▸ **WHAT YOU ARE ASKED TO DO**: Scan the following material for the string "categories" and copy each line in which it appears.

(Data entries for graphics)
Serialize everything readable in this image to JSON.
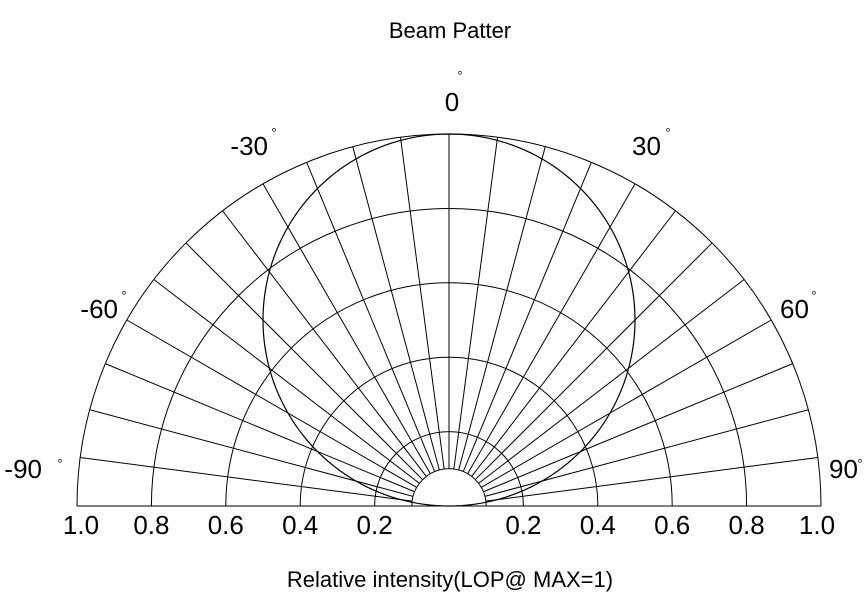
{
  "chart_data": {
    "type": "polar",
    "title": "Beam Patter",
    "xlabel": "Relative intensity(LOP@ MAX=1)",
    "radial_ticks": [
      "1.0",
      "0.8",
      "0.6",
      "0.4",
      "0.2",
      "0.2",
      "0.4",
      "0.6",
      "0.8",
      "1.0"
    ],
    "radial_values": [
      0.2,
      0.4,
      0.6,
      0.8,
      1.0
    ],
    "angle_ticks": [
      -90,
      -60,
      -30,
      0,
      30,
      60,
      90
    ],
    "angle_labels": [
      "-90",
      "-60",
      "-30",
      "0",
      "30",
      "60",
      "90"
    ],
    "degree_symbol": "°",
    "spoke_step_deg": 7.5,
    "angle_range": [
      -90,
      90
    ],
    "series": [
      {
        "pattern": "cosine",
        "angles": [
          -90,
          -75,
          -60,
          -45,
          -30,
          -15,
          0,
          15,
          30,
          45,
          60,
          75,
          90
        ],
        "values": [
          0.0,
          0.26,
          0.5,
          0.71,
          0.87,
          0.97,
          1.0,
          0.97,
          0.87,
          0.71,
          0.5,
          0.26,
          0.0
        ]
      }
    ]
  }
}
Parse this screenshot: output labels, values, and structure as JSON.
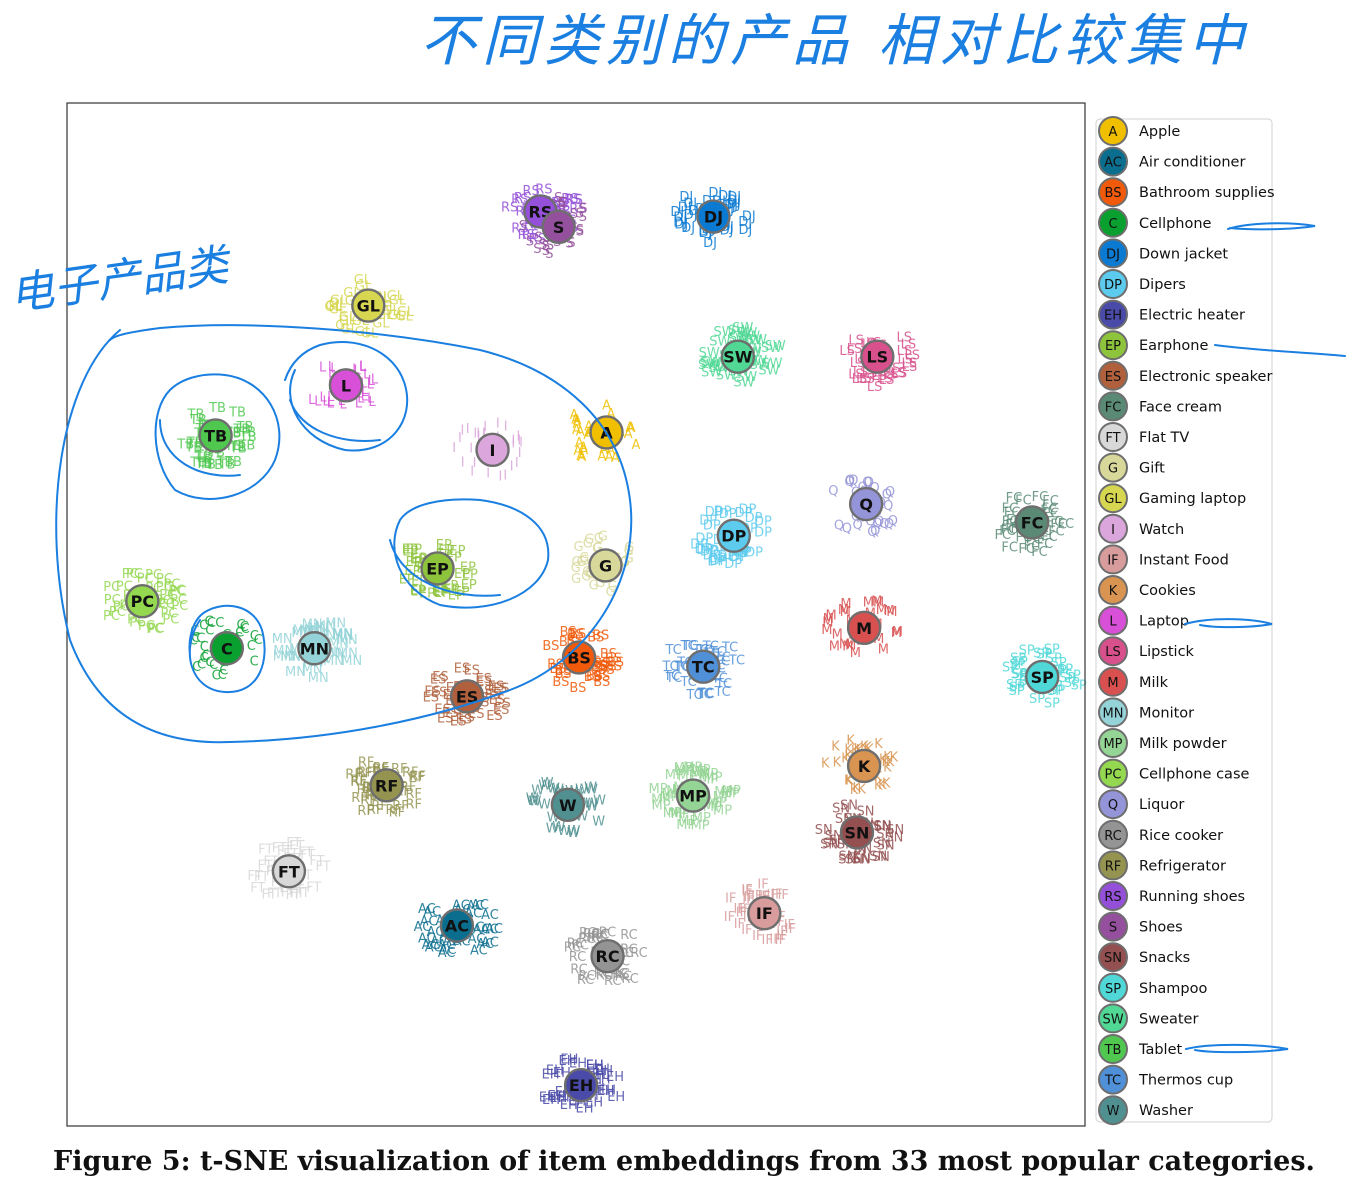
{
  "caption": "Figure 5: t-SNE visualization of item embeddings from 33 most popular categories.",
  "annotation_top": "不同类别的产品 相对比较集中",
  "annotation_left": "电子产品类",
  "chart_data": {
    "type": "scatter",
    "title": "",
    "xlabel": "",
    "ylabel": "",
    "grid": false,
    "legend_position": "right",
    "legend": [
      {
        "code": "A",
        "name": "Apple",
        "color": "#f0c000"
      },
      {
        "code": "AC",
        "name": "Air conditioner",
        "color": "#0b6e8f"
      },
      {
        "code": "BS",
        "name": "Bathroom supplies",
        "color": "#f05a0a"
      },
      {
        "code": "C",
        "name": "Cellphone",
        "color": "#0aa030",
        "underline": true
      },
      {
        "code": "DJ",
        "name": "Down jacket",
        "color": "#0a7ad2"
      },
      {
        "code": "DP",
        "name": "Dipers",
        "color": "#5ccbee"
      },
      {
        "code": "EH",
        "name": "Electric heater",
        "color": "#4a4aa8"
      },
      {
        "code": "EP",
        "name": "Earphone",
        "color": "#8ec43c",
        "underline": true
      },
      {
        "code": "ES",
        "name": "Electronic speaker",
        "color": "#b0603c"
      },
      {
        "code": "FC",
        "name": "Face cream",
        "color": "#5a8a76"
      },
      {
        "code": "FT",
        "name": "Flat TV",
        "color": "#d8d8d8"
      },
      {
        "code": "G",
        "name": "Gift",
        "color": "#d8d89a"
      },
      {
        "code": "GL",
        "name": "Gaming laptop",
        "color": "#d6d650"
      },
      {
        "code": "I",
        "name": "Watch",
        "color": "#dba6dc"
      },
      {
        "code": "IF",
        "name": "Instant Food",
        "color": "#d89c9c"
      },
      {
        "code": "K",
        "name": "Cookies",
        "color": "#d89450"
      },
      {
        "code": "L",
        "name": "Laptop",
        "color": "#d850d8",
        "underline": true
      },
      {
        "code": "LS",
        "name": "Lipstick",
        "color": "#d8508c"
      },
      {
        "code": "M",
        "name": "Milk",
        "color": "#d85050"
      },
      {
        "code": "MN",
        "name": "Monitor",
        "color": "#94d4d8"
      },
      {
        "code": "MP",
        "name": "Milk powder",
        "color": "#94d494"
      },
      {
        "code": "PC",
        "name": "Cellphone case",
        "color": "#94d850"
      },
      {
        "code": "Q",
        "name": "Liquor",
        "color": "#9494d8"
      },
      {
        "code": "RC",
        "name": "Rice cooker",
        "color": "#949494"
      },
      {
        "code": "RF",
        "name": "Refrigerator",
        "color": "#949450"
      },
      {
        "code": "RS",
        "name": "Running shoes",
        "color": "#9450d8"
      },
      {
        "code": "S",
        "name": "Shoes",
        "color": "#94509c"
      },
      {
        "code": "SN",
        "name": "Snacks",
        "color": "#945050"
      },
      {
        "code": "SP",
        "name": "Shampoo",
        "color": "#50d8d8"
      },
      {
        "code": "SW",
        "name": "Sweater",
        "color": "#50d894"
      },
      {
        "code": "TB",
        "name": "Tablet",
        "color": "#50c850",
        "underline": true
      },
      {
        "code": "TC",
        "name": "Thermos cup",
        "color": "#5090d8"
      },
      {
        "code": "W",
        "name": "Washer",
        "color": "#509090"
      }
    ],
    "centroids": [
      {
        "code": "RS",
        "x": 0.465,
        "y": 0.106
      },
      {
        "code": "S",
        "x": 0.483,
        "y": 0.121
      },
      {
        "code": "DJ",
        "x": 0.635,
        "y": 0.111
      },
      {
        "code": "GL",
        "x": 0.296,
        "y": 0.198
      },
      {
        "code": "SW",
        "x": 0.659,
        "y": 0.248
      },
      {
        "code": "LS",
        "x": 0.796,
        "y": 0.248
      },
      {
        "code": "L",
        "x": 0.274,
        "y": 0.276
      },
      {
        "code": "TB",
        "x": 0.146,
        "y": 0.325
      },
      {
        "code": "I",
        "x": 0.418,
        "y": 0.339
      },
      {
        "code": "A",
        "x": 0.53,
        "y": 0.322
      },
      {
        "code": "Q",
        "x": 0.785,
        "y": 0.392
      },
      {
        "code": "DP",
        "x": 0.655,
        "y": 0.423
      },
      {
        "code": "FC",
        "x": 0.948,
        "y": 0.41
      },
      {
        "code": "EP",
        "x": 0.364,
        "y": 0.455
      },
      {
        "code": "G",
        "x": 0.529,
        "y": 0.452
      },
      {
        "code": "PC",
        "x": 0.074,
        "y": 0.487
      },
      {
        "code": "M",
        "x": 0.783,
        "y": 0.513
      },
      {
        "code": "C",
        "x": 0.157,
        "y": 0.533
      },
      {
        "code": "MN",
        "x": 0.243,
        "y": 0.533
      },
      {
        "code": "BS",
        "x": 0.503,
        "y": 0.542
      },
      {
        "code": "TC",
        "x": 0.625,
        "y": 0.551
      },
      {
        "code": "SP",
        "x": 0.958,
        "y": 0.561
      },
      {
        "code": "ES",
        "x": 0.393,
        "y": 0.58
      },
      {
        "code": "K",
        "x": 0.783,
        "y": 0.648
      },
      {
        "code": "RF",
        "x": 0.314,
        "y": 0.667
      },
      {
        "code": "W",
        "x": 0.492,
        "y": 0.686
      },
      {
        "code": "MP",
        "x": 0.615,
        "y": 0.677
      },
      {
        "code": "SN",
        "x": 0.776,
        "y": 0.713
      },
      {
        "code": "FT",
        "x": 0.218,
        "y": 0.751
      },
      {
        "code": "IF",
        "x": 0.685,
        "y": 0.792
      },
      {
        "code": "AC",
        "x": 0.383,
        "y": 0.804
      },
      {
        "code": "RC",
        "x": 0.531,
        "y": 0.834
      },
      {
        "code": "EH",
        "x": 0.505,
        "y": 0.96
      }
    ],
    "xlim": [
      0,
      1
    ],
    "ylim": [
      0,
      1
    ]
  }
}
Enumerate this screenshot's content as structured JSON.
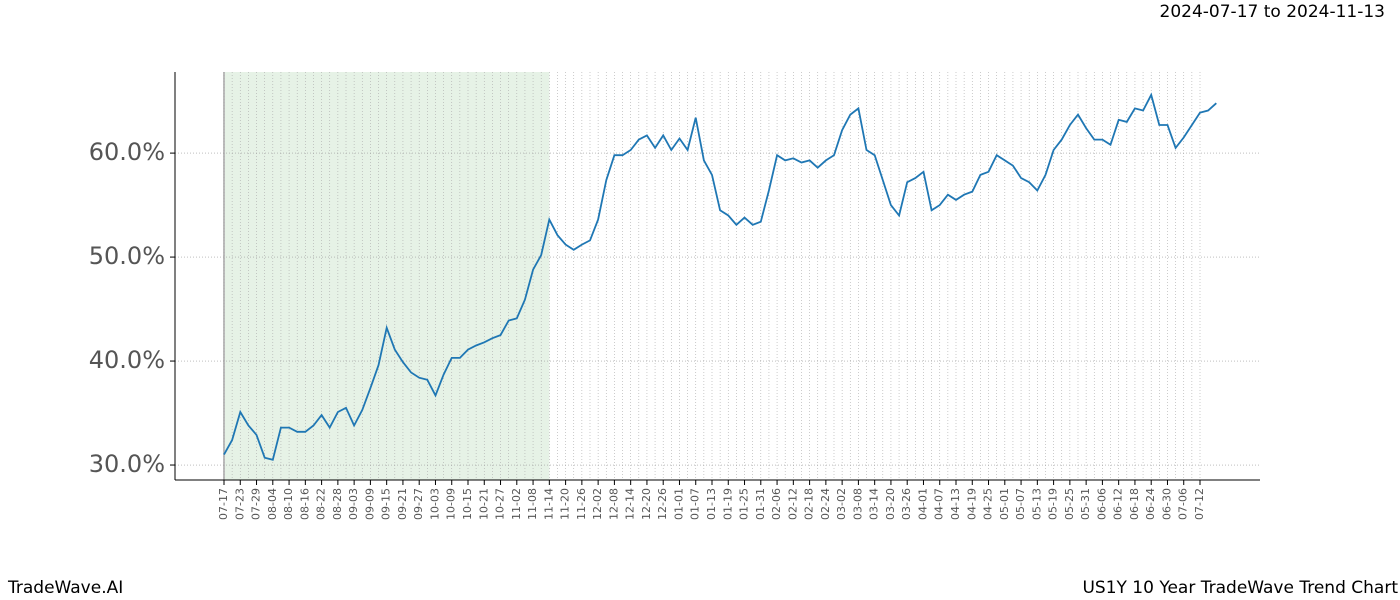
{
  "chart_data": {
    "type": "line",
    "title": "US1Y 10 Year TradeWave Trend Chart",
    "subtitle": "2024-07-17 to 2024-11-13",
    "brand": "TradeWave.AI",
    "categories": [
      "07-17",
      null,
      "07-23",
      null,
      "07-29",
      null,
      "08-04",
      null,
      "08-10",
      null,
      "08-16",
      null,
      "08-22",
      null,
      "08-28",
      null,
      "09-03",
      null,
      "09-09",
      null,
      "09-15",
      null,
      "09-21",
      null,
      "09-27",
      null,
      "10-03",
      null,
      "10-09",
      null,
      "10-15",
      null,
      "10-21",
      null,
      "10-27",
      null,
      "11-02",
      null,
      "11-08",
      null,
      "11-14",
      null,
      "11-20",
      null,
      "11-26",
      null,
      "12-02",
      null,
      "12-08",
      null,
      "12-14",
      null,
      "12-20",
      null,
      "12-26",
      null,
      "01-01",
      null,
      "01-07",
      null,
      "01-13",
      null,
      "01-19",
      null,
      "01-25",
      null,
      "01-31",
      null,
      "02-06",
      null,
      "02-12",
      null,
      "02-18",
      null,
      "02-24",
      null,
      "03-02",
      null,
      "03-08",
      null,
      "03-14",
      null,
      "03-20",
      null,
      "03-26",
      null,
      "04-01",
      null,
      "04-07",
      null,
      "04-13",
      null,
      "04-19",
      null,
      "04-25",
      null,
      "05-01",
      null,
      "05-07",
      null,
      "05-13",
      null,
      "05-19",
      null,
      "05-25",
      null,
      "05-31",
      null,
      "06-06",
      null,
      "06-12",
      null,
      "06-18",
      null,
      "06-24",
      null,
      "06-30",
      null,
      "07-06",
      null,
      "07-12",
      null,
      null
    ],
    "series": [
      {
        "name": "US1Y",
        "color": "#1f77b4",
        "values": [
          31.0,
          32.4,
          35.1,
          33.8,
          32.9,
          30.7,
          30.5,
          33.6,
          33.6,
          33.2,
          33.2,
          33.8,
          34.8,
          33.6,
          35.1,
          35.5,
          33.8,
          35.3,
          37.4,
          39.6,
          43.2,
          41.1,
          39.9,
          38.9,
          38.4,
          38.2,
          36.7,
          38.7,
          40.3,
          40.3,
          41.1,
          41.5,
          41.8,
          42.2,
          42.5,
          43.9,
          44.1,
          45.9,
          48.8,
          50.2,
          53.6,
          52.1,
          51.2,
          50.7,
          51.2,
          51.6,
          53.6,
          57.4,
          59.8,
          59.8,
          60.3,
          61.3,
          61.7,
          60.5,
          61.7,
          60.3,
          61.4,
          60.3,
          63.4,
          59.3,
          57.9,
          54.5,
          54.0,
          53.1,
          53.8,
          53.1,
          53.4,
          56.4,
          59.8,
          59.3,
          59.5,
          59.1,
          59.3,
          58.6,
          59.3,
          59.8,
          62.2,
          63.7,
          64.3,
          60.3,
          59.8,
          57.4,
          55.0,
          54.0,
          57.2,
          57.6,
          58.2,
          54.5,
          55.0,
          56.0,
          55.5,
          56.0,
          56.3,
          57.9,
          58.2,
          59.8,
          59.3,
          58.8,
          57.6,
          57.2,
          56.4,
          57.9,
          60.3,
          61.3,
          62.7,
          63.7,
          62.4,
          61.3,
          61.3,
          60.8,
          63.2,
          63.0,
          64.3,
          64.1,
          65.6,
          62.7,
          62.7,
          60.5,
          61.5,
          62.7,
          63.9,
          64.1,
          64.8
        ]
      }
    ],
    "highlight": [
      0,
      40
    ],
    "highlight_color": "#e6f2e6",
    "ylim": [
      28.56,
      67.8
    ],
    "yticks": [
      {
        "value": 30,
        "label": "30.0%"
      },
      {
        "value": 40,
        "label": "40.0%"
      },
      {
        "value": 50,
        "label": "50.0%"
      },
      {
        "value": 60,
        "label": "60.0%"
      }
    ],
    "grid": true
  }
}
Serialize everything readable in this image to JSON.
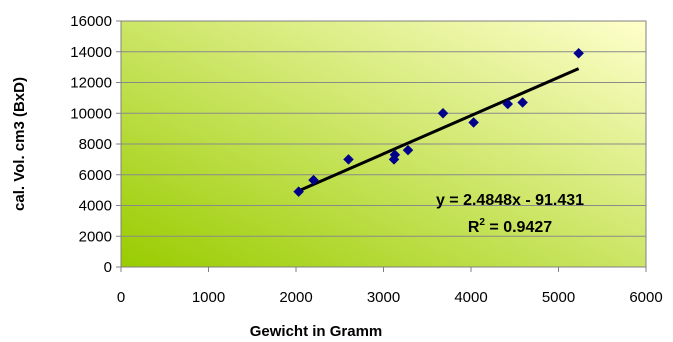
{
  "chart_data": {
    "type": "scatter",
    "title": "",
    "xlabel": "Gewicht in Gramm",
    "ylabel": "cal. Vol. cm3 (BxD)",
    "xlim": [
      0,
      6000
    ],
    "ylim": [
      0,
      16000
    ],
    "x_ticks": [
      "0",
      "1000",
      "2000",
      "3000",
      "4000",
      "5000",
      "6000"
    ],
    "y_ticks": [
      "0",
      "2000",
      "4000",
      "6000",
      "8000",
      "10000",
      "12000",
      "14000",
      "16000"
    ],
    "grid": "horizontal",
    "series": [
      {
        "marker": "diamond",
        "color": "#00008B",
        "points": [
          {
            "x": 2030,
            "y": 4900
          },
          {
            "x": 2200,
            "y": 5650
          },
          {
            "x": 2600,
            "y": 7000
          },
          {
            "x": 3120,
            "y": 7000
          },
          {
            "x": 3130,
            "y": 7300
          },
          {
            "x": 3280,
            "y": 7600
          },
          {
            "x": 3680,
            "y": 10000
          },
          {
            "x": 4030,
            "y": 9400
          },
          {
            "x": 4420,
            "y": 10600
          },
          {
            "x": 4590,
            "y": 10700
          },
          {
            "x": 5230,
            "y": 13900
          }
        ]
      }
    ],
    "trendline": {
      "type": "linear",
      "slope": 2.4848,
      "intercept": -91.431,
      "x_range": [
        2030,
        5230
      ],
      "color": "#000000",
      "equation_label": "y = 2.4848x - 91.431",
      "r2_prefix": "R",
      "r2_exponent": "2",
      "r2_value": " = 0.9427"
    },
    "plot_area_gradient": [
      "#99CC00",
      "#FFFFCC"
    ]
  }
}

▸ **ANSWER TO THE TASK**:
  "caption": "Figure 5: t-SNE visualization of item embeddings from 33 most popular categories.",
    "categories": [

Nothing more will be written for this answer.